▸ Written instruction
Only a number is wanted: how many lines in these records contain the word "color"?

▸ Provided data
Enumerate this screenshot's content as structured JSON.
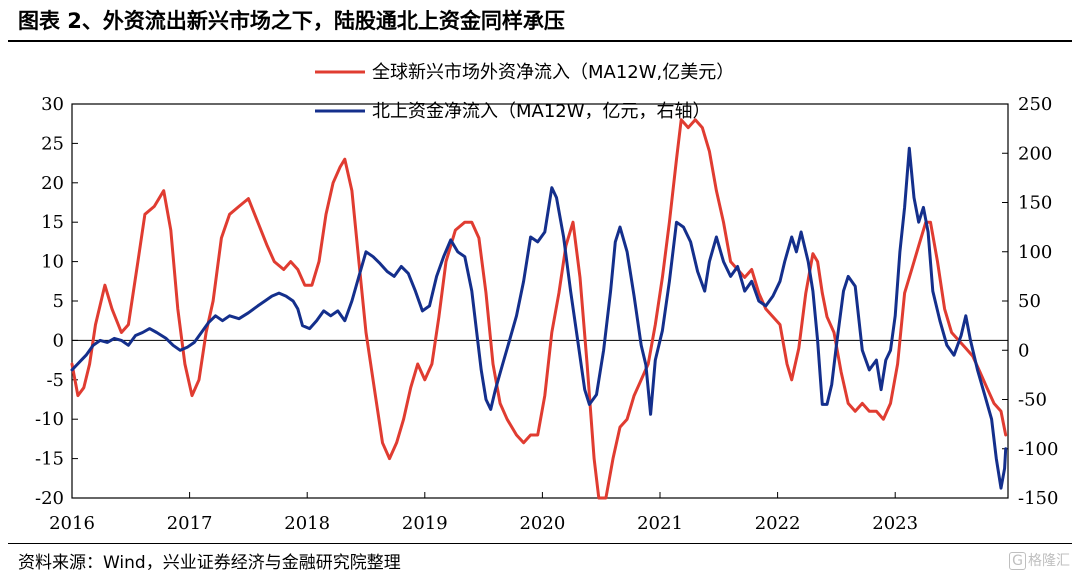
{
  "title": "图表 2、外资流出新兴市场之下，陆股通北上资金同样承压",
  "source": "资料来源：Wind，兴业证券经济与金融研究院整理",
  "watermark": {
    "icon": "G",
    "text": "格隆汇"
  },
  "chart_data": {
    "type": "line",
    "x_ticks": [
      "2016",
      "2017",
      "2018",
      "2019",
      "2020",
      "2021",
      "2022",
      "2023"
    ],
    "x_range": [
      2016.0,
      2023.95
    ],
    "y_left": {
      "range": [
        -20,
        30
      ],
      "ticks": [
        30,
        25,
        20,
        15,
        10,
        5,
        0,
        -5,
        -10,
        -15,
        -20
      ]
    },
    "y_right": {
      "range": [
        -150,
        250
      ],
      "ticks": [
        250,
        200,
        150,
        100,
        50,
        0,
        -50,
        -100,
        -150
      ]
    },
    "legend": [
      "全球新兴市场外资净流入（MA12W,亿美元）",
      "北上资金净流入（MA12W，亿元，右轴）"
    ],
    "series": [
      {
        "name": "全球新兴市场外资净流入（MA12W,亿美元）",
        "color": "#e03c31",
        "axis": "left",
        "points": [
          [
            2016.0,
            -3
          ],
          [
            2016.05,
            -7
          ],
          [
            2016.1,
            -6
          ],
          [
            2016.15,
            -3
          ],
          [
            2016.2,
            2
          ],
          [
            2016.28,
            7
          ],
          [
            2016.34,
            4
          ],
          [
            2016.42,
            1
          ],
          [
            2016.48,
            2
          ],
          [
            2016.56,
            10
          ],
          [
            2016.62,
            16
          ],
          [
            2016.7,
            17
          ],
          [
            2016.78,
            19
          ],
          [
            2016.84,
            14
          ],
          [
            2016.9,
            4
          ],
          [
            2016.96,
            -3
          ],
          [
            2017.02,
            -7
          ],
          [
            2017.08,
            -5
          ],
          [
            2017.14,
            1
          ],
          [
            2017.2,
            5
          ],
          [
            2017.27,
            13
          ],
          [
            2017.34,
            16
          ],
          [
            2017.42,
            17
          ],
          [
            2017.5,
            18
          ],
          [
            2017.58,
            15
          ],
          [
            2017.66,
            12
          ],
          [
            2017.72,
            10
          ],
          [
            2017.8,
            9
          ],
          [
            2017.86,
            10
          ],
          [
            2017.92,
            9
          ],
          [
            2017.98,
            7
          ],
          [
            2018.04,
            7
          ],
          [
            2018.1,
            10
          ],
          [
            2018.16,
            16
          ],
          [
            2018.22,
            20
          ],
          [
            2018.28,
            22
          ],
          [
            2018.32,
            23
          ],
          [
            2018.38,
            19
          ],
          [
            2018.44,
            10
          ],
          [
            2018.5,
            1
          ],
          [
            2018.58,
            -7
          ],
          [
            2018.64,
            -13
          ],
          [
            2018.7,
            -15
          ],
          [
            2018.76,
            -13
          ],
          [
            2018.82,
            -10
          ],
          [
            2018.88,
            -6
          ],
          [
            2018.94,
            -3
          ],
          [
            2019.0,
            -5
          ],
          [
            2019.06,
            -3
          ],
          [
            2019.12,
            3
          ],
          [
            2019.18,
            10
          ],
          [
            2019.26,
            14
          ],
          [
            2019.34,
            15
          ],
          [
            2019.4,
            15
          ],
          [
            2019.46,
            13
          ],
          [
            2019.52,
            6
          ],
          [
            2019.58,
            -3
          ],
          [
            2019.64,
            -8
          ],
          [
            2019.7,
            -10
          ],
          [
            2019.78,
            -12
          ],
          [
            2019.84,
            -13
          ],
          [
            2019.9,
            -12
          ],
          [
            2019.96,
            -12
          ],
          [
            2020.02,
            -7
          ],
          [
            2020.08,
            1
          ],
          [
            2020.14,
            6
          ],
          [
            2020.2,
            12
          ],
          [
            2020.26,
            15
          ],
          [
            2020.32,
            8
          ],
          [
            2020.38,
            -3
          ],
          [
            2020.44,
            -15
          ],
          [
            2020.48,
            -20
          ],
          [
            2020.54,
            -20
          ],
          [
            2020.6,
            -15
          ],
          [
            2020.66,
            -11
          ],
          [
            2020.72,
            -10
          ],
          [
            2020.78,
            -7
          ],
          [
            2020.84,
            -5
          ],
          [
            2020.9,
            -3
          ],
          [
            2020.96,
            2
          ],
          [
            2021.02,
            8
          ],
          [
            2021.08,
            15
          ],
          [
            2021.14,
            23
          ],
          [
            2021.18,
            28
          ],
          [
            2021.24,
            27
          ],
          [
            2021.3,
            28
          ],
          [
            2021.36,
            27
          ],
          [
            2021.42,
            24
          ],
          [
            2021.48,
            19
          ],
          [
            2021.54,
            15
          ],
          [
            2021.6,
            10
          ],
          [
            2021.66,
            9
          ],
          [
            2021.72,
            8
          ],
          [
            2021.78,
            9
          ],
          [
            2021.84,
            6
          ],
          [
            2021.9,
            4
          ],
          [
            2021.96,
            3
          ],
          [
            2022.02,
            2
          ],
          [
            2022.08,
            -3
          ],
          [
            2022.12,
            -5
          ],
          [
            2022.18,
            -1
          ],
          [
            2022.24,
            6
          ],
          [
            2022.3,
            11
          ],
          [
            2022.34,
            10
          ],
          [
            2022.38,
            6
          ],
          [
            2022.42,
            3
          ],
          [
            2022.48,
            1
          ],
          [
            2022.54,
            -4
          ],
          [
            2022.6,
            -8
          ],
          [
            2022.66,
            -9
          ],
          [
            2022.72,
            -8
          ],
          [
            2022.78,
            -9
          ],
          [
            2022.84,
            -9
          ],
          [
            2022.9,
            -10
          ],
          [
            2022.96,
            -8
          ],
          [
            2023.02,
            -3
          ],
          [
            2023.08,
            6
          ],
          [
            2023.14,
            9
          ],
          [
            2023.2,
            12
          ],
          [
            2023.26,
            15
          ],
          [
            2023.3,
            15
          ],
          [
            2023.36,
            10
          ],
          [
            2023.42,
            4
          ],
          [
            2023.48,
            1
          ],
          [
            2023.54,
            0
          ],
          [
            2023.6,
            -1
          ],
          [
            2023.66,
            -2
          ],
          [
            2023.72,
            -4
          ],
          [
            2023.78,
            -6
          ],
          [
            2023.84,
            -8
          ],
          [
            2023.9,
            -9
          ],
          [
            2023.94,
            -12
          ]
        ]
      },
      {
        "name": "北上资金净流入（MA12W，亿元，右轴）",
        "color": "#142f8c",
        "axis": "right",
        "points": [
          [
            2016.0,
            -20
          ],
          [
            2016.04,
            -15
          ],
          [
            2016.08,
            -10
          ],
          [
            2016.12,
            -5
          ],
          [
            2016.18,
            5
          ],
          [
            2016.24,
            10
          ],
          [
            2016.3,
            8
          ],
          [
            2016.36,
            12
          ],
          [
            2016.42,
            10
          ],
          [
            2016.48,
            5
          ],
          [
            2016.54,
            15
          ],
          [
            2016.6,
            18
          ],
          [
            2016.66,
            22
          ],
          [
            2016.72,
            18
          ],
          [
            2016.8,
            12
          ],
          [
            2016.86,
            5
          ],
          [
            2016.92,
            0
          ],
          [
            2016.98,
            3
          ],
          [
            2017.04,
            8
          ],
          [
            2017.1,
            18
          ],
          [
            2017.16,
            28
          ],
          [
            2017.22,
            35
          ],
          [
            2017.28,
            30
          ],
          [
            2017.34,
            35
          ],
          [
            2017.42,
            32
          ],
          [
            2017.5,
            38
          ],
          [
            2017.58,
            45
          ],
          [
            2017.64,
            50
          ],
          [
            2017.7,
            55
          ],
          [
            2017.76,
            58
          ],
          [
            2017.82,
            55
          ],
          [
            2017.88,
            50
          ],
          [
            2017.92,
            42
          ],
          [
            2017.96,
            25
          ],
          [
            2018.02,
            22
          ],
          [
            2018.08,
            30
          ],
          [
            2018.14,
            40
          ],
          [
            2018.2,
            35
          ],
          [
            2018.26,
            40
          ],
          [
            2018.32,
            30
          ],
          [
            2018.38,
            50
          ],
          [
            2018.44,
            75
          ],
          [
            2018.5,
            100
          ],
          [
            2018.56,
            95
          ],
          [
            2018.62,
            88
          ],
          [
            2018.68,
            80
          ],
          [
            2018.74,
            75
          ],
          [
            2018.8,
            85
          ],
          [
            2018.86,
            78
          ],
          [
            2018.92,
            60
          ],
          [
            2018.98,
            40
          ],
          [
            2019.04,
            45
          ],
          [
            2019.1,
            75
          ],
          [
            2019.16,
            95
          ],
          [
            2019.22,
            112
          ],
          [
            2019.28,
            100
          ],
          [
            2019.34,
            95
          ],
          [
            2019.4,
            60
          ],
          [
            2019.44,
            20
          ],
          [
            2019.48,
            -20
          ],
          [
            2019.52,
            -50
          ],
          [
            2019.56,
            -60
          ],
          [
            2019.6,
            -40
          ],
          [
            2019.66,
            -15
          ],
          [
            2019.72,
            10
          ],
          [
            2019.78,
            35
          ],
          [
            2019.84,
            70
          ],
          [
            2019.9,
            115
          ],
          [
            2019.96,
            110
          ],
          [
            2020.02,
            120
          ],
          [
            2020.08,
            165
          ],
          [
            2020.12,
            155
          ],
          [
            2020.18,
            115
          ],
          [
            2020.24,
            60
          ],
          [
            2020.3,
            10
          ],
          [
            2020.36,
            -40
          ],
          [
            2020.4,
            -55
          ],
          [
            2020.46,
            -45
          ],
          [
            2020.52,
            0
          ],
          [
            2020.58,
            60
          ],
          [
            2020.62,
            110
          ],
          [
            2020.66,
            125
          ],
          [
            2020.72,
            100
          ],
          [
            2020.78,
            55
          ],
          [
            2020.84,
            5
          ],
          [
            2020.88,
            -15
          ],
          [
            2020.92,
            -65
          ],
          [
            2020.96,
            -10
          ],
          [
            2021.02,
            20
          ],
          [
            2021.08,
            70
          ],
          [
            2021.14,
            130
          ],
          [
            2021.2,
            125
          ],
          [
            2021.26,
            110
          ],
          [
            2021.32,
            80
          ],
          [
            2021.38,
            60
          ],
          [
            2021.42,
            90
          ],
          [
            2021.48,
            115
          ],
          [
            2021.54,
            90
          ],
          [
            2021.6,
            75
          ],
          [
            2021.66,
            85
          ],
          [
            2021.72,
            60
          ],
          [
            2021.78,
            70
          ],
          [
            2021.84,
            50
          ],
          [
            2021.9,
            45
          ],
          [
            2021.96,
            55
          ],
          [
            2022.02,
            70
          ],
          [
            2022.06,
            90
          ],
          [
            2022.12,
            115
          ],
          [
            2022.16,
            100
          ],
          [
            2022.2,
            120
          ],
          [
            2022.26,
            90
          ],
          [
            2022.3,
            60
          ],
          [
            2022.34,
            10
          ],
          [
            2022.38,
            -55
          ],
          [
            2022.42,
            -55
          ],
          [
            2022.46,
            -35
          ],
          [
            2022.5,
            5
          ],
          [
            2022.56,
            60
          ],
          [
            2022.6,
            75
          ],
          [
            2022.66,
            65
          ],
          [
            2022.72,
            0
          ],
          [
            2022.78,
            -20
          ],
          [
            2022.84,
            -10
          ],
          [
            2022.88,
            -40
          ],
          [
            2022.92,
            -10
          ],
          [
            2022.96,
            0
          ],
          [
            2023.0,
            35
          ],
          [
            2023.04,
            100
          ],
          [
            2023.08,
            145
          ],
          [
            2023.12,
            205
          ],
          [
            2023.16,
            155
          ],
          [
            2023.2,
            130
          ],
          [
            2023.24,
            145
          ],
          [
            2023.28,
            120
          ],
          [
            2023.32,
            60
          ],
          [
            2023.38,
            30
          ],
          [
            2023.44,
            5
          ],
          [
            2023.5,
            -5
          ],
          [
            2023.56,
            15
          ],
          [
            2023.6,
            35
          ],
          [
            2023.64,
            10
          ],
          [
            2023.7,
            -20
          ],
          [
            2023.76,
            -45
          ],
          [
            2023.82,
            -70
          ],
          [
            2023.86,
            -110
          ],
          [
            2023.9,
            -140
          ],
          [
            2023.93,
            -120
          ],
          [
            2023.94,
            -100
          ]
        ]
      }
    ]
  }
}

* * *

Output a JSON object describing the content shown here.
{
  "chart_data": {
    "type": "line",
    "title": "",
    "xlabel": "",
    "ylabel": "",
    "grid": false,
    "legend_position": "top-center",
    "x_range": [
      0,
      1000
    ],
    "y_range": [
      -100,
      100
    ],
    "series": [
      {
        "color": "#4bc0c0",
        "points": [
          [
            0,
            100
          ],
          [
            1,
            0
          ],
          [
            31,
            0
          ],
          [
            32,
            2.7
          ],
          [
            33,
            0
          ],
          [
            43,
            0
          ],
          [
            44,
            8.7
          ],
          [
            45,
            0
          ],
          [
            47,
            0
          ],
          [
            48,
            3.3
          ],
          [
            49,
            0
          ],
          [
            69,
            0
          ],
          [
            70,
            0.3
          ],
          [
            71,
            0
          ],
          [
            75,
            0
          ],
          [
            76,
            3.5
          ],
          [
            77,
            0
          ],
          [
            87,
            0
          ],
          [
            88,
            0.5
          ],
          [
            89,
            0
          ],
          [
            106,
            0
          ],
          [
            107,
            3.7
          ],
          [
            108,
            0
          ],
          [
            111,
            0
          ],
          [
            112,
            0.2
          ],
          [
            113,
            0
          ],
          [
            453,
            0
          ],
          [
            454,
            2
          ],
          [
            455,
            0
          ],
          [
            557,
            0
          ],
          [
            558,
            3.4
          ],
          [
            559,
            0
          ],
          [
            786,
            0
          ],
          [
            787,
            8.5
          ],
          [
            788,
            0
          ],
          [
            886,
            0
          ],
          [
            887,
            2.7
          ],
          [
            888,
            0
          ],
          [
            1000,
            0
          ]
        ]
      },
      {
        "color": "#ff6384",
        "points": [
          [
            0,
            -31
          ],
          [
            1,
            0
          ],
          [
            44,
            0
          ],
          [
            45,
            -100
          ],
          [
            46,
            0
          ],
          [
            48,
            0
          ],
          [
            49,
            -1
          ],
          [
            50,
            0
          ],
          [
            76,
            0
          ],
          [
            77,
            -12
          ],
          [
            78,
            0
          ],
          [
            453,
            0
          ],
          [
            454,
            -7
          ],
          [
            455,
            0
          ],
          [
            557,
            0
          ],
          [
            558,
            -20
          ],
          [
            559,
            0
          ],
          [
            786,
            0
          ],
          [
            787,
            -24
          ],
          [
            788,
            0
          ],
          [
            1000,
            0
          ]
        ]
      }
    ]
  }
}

▸ Solution
4